== RECORDS PROVIDED ==
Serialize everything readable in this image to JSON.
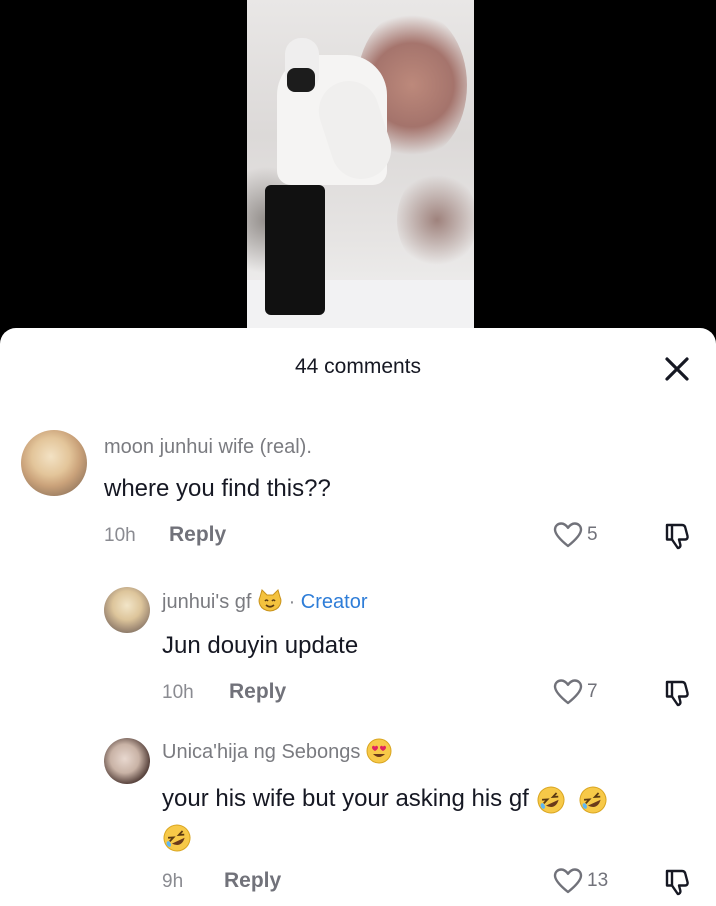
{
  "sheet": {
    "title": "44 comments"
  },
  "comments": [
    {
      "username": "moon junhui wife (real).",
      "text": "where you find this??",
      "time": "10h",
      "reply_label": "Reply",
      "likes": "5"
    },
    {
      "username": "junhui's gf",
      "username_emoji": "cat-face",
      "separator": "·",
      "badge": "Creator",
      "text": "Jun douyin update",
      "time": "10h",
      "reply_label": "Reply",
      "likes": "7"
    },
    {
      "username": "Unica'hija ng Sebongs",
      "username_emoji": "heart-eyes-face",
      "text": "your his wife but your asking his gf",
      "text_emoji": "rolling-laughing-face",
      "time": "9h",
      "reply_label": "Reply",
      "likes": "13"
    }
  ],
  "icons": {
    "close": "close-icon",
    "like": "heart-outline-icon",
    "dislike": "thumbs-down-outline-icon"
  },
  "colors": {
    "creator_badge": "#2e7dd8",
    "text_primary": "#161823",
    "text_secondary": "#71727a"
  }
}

== TASK DETAILS ==
Look through the data and show every line containing "wife".

== RESPONSE TO THIS TASK ==
      "username": "moon junhui wife (real).",
      "text": "your his wife but your asking his gf",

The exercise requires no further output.